Complete the following:
1. In the article on nursing school study tips, how far ahead does Kaylee Fenslau normally start studying?
2. Print the stretch of the article on nursing school study tips from "Honestly, I don’t" through "from taking notes.".

Extract to read:
10 Best Study Tips and Tools for Nursing School Success
During my senior year of nursing school, life suddenly got a little busy for me. And by a “little busy” I mean I found out I was pregnant, I started planning a wedding with a deadline of three months, and I was still working night shift as a nurse tech.
Honestly, I don’t know how I survived that time in my life, although I do hazily recall a lot of puking and a lot of ice cream consumed. One thing that I remember clearly, however, is that I didn’t have the energy or time to focus on studying as I had during my early days of nursing school. Heck, I barely could make it through class without having to run out and throw up in the nearest trash can, so you had better believe I didn’t have time to take pages and pages of notes. If you’re anything like me and looking for a little help studying (probably minus the pregnancy part), I’ve rounded up some of the best study and nursing school survival tips that won’t leave your hand cramping from taking notes.
1. Take a break when you need a break
If you’re feeling like you need a break from studying, don’t fall trap to the thinking that you need to power through and keep cramming. You might think more = better, but studies have shown that taking a break can actually make you more productive.
2. Know your own learning style
Many students may make it to the college-level without even knowing what their unique learning style is. Some people learn best by reading, some by writing out notes, others by listening, and still others by seeing or doing. The important thing is that you realize that no way is the “right” way, but there is a right way that will work for you, so experiment to find out what works best for you.
Instagrammer Maddie K. explained in a post that for her, being a visual learner means that she learns best through videos and pictures instead of just reading. So, for her, watching YouTube videos about the topics she will be tested on has been a life-saver. No, really, she said it herself: “YouTube videos have literally saved my life (heading in a different way can really help),” she wrote.
3. Reward yourself
A year out of school, 26-year-old labor and delivery nurse Danielle Smith’s biggest tip is to set rewards for studying. For example, she suggests that if you want to watch the new episode of “This is Us”, you should tell yourself you must first finish your flash cards for a chapter or complete at least 25 practice questions, etc.
“Other rewards could be a date/night out, or even a treat like your favorite candy bar, but not unless you accomplish something for school first,” Smith says. “This worked wonders for me!”
4. Avoid cramming
My biggest tip is to make sure you give yourself enough time to study all the content before your test!” advises second-year nursing student Kaylee Fenslau, 20. “Cramming is never good. I normally like to start studying a week before my class and I always do a little bit every day no matter what. I also use a planner, so I know exactly when my assignments and tests are due! Another tip I have is to do a lot of practice questions. That’s helped me immensely in knowing how to answer NCLEX questions—always make time for yourself so you don’t overload yourself with the stress of the assignments and studying!”

Information supplied:
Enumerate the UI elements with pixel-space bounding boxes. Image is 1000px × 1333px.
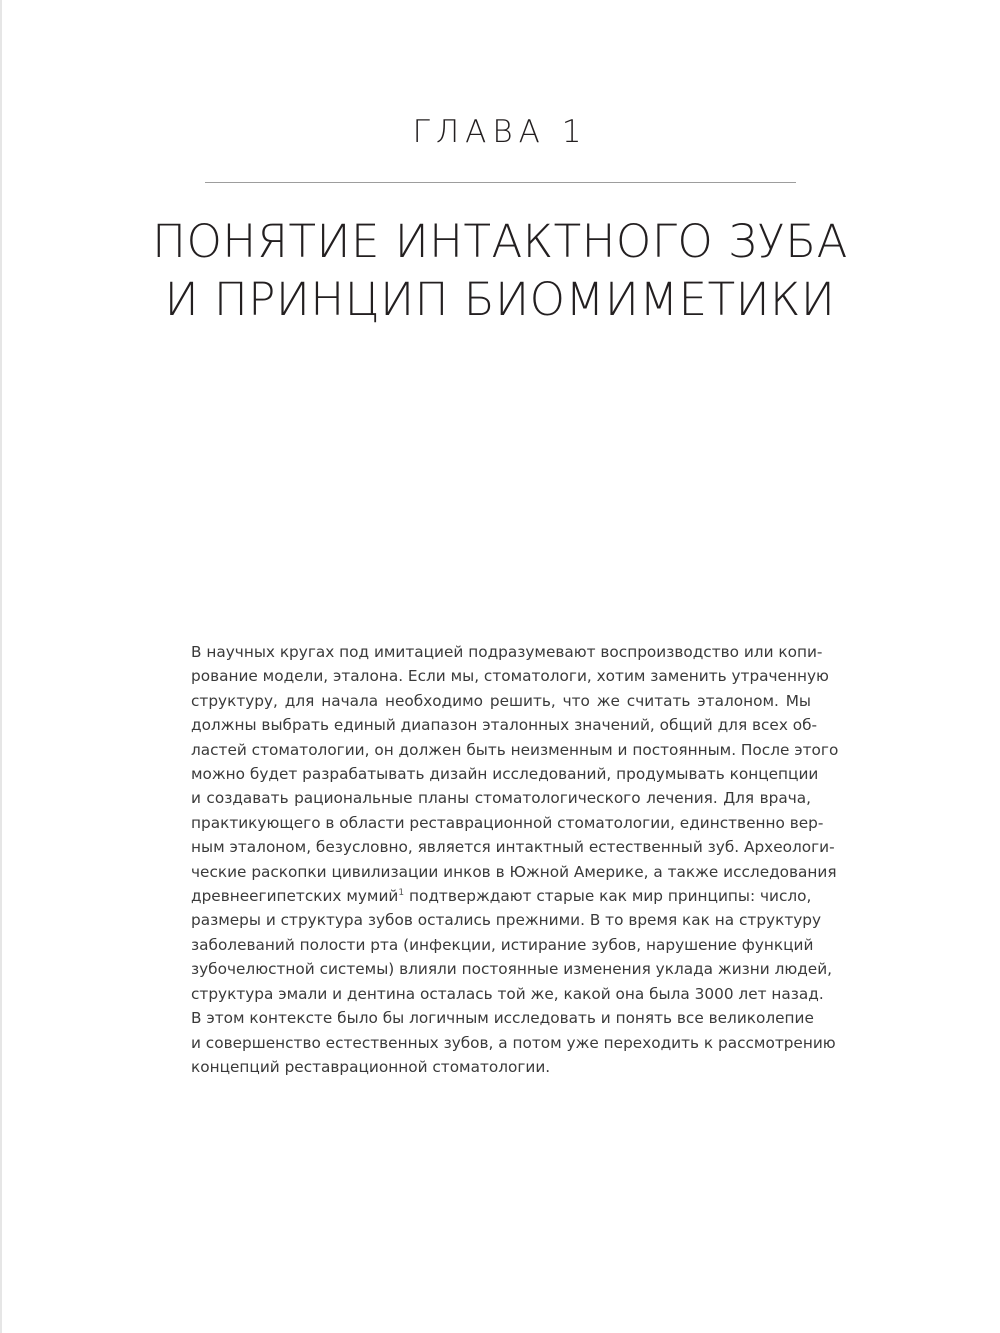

Responses to the tasks:
1. She starts a week before her class.

2.
Honestly, I don’t know how I survived that time in my life, although I do hazily recall a lot of puking and a lot of ice cream consumed. One thing that I remember clearly, however, is that I didn’t have the energy or time to focus on studying as I had during my early days of nursing school. Heck, I barely could make it through class without having to run out and throw up in the nearest trash can, so you had better believe I didn’t have time to take pages and pages of notes. If you’re anything like me and looking for a little help studying (probably minus the pregnancy part), I’ve rounded up some of the best study and nursing school survival tips that won’t leave your hand cramping from taking notes.